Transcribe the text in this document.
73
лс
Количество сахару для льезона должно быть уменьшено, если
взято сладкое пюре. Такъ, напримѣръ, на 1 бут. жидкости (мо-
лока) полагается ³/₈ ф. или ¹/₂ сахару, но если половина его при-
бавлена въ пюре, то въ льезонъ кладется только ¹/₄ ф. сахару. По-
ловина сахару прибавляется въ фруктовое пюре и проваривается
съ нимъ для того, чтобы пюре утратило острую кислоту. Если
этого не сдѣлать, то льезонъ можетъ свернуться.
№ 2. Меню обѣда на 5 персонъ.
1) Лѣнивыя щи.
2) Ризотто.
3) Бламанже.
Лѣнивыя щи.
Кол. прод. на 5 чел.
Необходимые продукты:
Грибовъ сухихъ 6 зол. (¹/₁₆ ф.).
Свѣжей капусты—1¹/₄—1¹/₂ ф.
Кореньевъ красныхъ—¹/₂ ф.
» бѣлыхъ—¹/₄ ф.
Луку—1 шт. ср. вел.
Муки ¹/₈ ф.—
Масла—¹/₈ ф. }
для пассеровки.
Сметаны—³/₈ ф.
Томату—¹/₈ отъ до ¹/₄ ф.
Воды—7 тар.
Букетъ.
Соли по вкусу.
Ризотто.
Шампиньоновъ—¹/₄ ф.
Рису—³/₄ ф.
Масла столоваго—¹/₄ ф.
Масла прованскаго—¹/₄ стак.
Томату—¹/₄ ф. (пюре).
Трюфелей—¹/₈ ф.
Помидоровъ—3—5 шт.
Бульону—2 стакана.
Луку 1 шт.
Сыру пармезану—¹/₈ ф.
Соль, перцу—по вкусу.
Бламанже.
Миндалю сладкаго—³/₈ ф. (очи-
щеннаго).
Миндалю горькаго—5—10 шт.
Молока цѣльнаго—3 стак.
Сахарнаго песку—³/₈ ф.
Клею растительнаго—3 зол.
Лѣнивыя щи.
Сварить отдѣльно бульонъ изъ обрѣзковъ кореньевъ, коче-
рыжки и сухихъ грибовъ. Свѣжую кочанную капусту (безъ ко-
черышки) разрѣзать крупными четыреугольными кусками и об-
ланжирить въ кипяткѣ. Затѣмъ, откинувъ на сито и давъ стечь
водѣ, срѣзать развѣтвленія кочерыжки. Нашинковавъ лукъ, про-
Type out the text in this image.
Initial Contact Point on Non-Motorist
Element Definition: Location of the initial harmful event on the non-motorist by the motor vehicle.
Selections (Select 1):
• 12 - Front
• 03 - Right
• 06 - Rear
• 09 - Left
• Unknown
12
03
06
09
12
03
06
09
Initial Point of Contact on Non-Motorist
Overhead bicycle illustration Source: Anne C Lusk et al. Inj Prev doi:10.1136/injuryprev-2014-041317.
═══
▶ Stated goal
Return every line of the material exactly.

▶ Exercise solution
Transcribe the text in this document.
73
лс
Количество сахару для льезона должно быть уменьшено, если
взято сладкое пюре. Такъ, напримѣръ, на 1 бут. жидкости (мо-
лока) полагается ³/₈ ф. или ¹/₂ сахару, но если половина его при-
бавлена въ пюре, то въ льезонъ кладется только ¹/₄ ф. сахару. По-
ловина сахару прибавляется въ фруктовое пюре и проваривается
съ нимъ для того, чтобы пюре утратило острую кислоту. Если
этого не сдѣлать, то льезонъ можетъ свернуться.
№ 2. Меню обѣда на 5 персонъ.
1) Лѣнивыя щи.
2) Ризотто.
3) Бламанже.
Лѣнивыя щи.
Кол. прод. на 5 чел.
Необходимые продукты:
Грибовъ сухихъ 6 зол. (¹/₁₆ ф.).
Свѣжей капусты—1¹/₄—1¹/₂ ф.
Кореньевъ красныхъ—¹/₂ ф.
» бѣлыхъ—¹/₄ ф.
Луку—1 шт. ср. вел.
Муки ¹/₈ ф.—
Масла—¹/₈ ф. }
для пассеровки.
Сметаны—³/₈ ф.
Томату—¹/₈ отъ до ¹/₄ ф.
Воды—7 тар.
Букетъ.
Соли по вкусу.
Ризотто.
Шампиньоновъ—¹/₄ ф.
Рису—³/₄ ф.
Масла столоваго—¹/₄ ф.
Масла прованскаго—¹/₄ стак.
Томату—¹/₄ ф. (пюре).
Трюфелей—¹/₈ ф.
Помидоровъ—3—5 шт.
Бульону—2 стакана.
Луку 1 шт.
Сыру пармезану—¹/₈ ф.
Соль, перцу—по вкусу.
Бламанже.
Миндалю сладкаго—³/₈ ф. (очи-
щеннаго).
Миндалю горькаго—5—10 шт.
Молока цѣльнаго—3 стак.
Сахарнаго песку—³/₈ ф.
Клею растительнаго—3 зол.
Лѣнивыя щи.
Сварить отдѣльно бульонъ изъ обрѣзковъ кореньевъ, коче-
рыжки и сухихъ грибовъ. Свѣжую кочанную капусту (безъ ко-
черышки) разрѣзать крупными четыреугольными кусками и об-
ланжирить въ кипяткѣ. Затѣмъ, откинувъ на сито и давъ стечь
водѣ, срѣзать развѣтвленія кочерыжки. Нашинковавъ лукъ, про-
Type out the text in this image.
Initial Contact Point on Non-Motorist
Element Definition: Location of the initial harmful event on the non-motorist by the motor vehicle.
Selections (Select 1):
• 12 - Front
• 03 - Right
• 06 - Rear
• 09 - Left
• Unknown
12
03
06
09
12
03
06
09
Initial Point of Contact on Non-Motorist
Overhead bicycle illustration Source: Anne C Lusk et al. Inj Prev doi:10.1136/injuryprev-2014-041317.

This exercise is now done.